→ **Job**
Locate every line in the records below that contains the word "text", and copy each one.

Stored data:
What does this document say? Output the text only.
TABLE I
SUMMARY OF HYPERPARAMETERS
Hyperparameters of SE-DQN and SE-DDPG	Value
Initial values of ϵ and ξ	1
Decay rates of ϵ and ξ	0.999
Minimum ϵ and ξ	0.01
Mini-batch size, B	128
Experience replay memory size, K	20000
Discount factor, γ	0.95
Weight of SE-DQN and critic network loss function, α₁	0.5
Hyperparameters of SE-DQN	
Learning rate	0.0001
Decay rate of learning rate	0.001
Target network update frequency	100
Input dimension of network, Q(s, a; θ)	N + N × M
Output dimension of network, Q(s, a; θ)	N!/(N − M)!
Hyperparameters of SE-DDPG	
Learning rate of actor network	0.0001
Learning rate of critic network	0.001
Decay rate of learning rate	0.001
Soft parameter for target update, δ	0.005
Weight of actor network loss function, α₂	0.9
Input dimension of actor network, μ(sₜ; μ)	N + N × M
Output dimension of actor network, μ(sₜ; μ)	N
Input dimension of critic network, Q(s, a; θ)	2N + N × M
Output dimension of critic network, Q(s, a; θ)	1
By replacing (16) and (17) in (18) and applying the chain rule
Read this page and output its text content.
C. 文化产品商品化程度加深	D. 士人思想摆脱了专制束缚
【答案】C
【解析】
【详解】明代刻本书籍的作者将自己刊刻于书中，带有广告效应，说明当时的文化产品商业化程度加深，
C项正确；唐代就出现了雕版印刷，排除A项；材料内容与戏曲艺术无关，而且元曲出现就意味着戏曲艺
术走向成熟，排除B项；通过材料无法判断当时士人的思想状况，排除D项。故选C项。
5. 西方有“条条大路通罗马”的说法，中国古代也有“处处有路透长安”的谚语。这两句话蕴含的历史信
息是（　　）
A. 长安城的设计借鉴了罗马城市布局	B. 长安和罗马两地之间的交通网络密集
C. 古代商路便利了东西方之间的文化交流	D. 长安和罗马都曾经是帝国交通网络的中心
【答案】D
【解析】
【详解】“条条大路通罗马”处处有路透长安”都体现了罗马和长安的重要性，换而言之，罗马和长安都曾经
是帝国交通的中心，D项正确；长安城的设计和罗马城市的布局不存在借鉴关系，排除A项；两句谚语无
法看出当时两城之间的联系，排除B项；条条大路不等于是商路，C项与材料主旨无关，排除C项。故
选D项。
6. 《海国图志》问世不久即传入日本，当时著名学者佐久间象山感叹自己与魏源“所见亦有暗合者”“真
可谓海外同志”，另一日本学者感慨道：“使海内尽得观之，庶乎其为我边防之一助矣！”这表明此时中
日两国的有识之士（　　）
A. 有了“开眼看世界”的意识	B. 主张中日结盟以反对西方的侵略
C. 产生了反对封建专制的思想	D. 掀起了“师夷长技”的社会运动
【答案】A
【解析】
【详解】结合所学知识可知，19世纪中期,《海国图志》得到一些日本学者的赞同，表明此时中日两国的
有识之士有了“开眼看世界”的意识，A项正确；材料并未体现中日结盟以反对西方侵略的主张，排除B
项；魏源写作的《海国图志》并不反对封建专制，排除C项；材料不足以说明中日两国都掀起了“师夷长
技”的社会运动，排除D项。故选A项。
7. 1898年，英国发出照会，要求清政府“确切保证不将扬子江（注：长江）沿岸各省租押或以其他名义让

→ **In response**
What does this document say? Output the text only.
Read this page and output its text content.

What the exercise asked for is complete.